Given request: Determine the number of lines in the data that include the word "对任意的x", and write only that number.

Records supplied:
☆ ☆ ☆ ☆

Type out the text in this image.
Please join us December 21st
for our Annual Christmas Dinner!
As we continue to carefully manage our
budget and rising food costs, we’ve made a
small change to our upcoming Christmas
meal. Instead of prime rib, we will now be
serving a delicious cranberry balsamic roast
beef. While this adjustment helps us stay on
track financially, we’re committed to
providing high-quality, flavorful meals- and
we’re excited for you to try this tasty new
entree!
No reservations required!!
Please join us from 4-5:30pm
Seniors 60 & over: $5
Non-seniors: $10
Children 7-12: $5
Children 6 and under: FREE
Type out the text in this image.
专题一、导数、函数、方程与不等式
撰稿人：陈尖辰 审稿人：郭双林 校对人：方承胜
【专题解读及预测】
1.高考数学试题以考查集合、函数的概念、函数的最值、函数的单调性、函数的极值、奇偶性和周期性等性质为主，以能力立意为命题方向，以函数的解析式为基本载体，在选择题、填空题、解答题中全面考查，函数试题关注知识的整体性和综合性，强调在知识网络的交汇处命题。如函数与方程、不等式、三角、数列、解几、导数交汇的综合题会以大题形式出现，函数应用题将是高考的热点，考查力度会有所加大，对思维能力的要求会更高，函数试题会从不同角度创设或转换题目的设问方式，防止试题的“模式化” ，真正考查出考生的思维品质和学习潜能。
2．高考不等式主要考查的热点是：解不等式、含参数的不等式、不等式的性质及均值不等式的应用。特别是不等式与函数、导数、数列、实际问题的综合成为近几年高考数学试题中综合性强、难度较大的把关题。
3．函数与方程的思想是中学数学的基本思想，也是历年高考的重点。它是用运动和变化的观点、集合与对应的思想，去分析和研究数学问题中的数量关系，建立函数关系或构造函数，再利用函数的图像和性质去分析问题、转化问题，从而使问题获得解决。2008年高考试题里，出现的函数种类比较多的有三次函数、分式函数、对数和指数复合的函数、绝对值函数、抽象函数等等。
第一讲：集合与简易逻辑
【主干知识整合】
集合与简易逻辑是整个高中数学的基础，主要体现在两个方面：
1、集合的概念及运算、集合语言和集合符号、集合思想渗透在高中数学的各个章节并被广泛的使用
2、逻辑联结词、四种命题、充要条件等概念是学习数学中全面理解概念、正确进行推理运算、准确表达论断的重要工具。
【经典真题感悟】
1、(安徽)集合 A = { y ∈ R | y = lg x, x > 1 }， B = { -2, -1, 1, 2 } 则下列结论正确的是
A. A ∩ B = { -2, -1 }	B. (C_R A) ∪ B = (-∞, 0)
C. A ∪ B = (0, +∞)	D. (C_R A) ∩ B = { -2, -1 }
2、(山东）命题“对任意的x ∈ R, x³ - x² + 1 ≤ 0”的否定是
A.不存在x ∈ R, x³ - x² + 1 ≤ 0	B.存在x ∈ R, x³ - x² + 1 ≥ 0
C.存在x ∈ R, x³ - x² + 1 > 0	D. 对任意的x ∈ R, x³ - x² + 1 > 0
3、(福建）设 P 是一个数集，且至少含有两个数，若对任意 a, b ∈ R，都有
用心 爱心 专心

☆ ☆ ☆ ☆

Answer to the exercise: 2